WORK TO COMPLETE
Without including any pictures, write out the listing below exactly.
· · · · · · ·
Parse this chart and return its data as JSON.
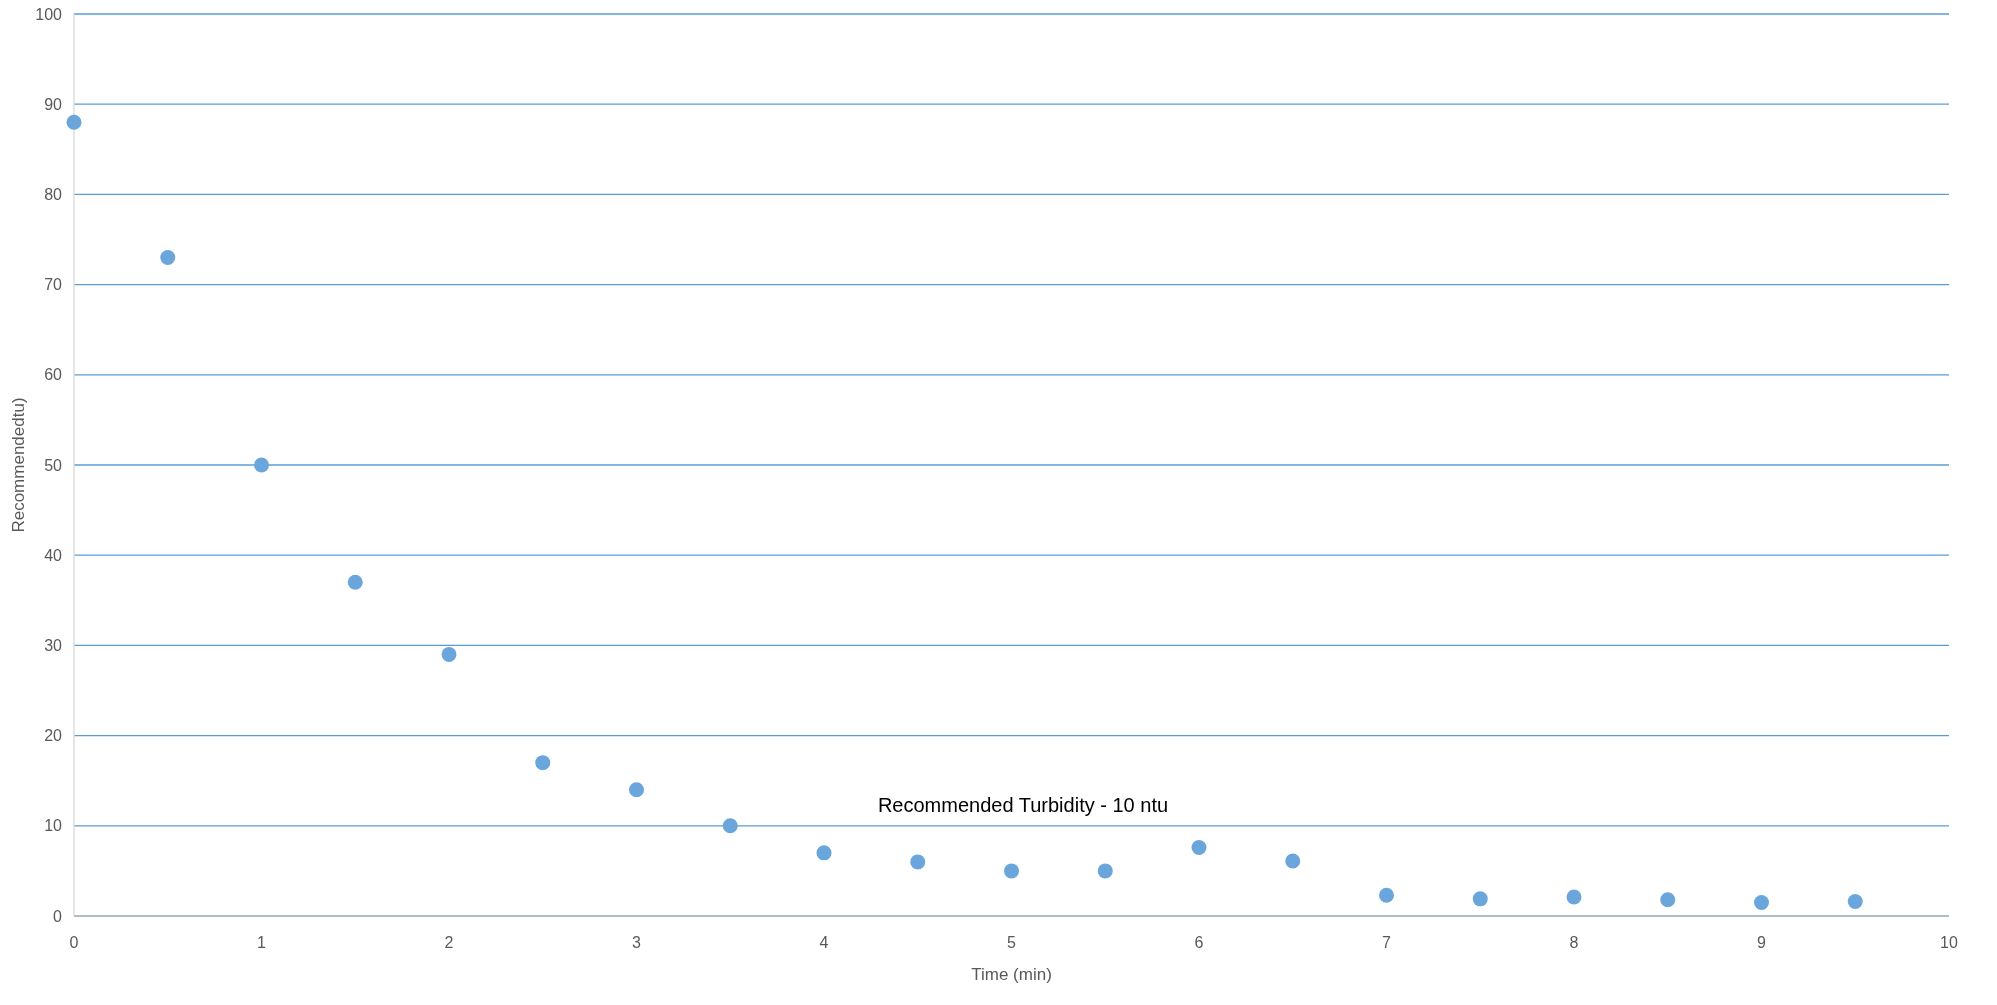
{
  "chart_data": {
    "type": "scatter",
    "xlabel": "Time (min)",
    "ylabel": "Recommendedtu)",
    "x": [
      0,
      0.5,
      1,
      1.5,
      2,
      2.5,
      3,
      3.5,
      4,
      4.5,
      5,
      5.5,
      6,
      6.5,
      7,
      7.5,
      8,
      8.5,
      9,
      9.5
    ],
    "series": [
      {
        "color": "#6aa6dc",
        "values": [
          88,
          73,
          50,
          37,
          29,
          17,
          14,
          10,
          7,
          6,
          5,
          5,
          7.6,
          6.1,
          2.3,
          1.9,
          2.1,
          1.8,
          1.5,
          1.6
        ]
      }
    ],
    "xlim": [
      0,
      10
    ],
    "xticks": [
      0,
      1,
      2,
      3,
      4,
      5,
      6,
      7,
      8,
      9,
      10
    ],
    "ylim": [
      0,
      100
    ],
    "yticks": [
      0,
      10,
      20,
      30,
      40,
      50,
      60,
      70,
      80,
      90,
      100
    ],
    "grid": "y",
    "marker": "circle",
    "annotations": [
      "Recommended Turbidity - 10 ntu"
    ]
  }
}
· · · · · · ·
ANSWER TO THE EXERCISE
Parse this chart and return its data as JSON.
{
  "chart_data": {
    "type": "scatter",
    "xlabel": "Time (min)",
    "ylabel": "Recommendedtu)",
    "x": [
      0,
      0.5,
      1,
      1.5,
      2,
      2.5,
      3,
      3.5,
      4,
      4.5,
      5,
      5.5,
      6,
      6.5,
      7,
      7.5,
      8,
      8.5,
      9,
      9.5
    ],
    "series": [
      {
        "color": "#6aa6dc",
        "values": [
          88,
          73,
          50,
          37,
          29,
          17,
          14,
          10,
          7,
          6,
          5,
          5,
          7.6,
          6.1,
          2.3,
          1.9,
          2.1,
          1.8,
          1.5,
          1.6
        ]
      }
    ],
    "xlim": [
      0,
      10
    ],
    "xticks": [
      0,
      1,
      2,
      3,
      4,
      5,
      6,
      7,
      8,
      9,
      10
    ],
    "ylim": [
      0,
      100
    ],
    "yticks": [
      0,
      10,
      20,
      30,
      40,
      50,
      60,
      70,
      80,
      90,
      100
    ],
    "grid": "y",
    "marker": "circle",
    "annotations": [
      "Recommended Turbidity - 10 ntu"
    ]
  }
}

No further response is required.